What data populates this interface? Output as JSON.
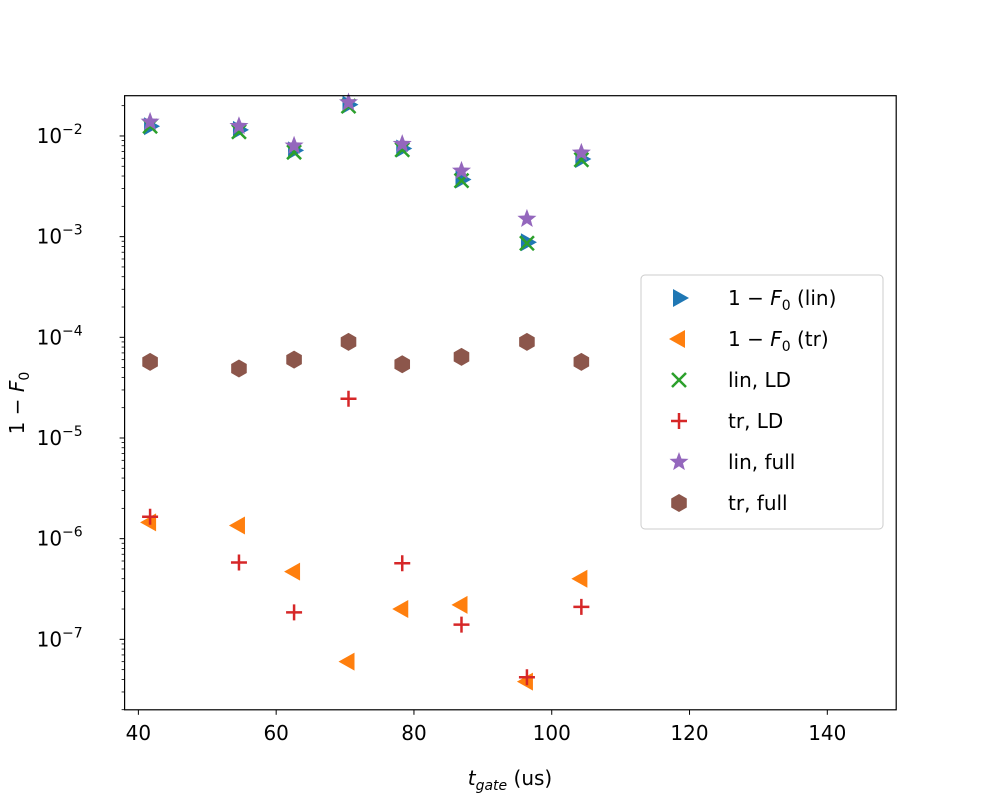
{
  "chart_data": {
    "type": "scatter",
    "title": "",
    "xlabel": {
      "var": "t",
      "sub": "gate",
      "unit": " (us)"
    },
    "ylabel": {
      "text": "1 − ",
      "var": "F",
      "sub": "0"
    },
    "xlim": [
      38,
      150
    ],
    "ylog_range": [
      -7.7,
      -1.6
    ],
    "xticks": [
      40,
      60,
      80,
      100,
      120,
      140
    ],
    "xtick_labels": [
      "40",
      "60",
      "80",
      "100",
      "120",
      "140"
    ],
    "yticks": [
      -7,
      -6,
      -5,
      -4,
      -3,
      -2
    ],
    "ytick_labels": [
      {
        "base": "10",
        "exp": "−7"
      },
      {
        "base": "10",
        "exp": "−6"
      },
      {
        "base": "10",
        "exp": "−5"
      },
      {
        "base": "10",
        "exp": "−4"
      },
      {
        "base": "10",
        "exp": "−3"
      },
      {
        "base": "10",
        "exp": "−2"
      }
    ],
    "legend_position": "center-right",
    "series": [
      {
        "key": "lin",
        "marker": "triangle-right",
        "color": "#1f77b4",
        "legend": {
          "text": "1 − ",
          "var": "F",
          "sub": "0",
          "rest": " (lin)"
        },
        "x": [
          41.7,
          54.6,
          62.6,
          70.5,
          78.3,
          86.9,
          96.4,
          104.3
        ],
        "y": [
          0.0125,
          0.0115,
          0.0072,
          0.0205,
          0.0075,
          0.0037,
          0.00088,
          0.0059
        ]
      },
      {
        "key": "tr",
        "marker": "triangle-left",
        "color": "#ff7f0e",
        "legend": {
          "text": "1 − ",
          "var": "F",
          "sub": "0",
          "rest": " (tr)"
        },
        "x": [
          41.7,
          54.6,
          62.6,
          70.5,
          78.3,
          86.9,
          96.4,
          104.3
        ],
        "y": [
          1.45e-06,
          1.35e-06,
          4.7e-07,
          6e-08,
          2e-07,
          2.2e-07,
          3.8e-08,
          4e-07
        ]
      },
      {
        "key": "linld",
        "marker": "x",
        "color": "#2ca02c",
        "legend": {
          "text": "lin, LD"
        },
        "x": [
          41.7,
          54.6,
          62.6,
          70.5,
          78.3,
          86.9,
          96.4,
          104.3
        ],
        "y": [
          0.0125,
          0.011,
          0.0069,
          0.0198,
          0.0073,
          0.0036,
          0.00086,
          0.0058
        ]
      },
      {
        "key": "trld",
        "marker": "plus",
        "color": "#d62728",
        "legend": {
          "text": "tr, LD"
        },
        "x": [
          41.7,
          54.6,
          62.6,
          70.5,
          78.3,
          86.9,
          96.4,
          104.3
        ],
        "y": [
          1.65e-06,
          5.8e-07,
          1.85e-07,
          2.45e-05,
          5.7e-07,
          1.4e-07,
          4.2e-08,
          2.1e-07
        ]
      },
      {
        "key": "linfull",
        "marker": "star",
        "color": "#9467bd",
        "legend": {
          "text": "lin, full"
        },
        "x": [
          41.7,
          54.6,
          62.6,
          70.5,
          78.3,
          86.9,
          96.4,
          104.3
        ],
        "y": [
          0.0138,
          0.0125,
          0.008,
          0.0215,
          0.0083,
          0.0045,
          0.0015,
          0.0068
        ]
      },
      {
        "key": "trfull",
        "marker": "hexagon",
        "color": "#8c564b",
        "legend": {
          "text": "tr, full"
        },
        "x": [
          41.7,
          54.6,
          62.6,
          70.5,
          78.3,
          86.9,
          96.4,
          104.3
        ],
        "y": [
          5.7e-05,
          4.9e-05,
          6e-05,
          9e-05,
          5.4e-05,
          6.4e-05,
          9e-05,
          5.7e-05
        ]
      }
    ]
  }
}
- - - - -
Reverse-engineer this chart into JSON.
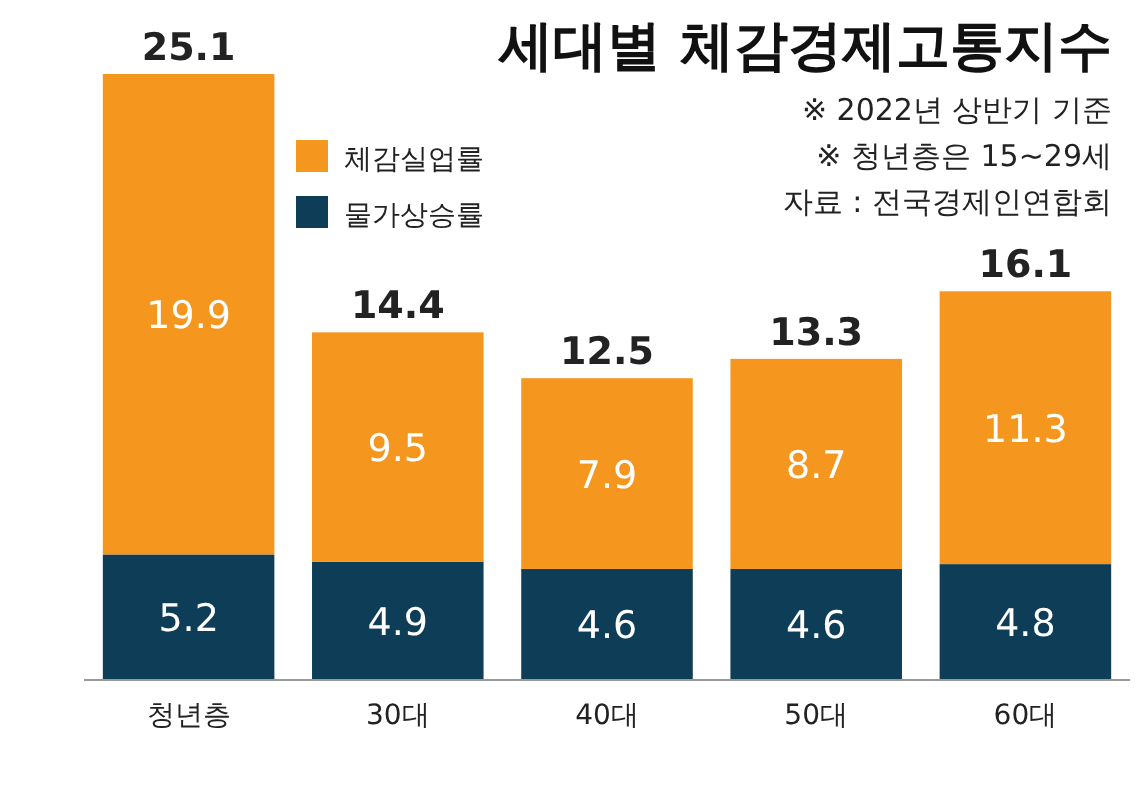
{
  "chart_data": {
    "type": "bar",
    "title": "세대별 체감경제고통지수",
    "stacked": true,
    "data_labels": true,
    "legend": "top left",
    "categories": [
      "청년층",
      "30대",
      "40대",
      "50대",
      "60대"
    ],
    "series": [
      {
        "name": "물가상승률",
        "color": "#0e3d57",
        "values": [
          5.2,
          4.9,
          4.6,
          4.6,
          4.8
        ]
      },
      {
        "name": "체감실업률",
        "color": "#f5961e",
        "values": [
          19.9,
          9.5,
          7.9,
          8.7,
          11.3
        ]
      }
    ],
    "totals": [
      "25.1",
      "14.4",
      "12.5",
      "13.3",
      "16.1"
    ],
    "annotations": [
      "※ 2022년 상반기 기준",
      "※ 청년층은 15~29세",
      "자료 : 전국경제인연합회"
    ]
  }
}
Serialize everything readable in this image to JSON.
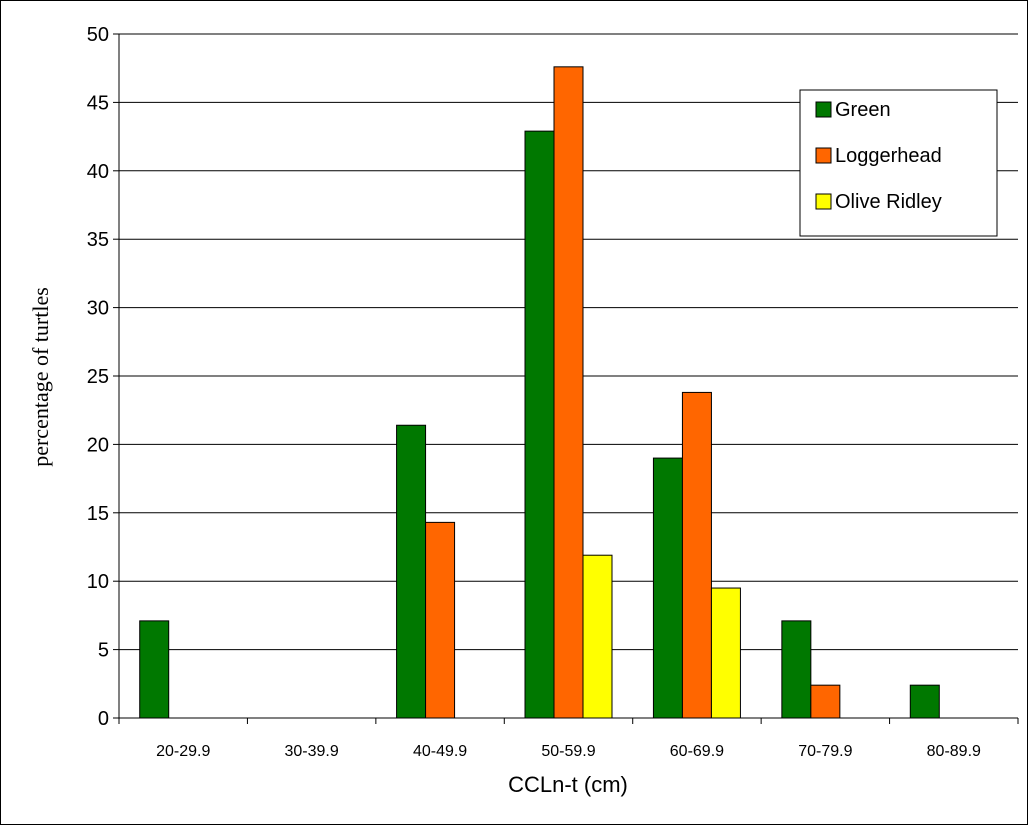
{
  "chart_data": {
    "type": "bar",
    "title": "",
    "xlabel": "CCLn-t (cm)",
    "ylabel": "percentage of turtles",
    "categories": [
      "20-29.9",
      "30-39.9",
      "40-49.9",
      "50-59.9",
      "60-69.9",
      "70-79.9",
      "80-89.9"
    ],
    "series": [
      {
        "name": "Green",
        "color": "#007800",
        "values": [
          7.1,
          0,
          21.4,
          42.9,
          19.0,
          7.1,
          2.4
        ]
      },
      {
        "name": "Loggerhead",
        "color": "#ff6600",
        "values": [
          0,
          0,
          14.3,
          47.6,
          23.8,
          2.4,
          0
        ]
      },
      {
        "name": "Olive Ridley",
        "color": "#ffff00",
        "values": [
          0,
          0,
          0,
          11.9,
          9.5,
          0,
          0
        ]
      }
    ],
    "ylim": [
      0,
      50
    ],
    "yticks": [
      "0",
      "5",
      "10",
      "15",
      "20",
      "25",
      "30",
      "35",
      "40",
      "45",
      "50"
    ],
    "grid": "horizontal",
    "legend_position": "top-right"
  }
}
- - - - -
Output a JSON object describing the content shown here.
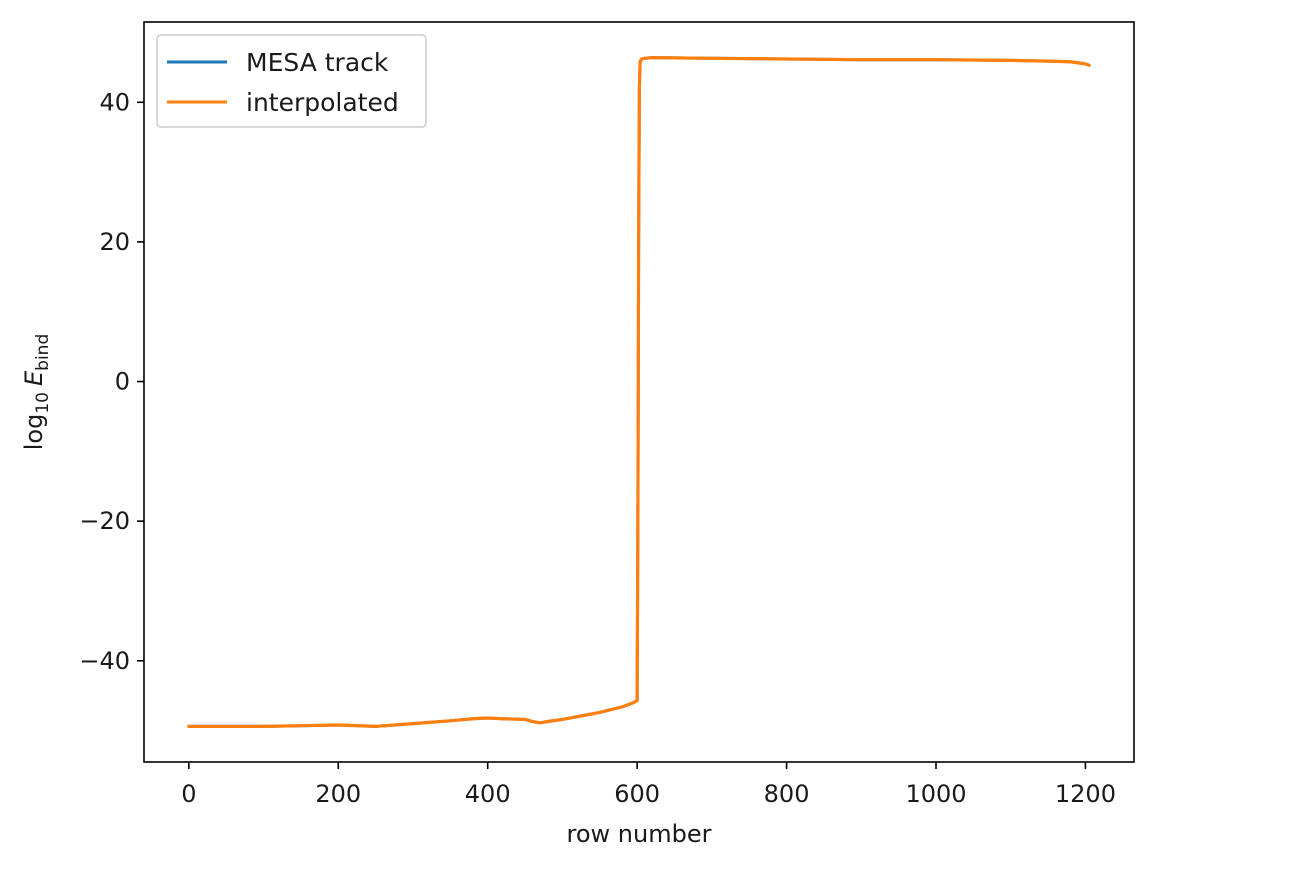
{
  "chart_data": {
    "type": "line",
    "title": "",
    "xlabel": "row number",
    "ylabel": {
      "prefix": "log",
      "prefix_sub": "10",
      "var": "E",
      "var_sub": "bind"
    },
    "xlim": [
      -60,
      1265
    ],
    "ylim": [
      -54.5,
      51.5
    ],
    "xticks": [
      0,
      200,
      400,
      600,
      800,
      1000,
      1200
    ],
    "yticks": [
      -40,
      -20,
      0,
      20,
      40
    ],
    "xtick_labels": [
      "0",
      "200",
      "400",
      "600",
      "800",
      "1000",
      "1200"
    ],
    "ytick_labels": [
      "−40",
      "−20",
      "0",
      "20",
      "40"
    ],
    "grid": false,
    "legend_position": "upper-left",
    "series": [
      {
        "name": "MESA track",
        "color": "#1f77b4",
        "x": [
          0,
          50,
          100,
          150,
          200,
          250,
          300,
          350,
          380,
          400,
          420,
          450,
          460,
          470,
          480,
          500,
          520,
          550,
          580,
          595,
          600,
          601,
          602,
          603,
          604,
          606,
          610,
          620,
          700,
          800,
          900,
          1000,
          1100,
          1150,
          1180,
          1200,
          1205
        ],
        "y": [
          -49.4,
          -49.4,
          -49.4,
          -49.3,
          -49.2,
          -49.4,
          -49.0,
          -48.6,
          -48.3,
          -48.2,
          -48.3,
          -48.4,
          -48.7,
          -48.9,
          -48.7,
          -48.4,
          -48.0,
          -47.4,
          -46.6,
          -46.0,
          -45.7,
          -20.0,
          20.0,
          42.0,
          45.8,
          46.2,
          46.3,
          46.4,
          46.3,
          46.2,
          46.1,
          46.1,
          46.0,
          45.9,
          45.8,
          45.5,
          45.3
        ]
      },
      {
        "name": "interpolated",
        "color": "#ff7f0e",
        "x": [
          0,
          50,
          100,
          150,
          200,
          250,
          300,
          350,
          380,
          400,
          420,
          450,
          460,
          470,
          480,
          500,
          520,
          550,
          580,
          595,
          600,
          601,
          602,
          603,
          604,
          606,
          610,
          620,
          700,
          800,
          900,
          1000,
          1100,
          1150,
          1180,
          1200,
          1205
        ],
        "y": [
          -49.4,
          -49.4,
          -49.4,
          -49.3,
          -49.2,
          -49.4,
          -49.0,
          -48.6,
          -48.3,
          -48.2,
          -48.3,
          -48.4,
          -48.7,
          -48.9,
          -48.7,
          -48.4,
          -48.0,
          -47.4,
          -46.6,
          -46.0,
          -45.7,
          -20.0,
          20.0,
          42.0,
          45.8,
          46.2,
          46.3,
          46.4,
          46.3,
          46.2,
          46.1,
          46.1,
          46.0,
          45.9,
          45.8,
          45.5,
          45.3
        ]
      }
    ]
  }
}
- - - - -
Pull every line containing the word "this" out of the material and copy it.

(Exercise result)
What data populates this interface? Output as JSON.
Reverse-engineer this chart into JSON.
Serialize everything readable in this image to JSON.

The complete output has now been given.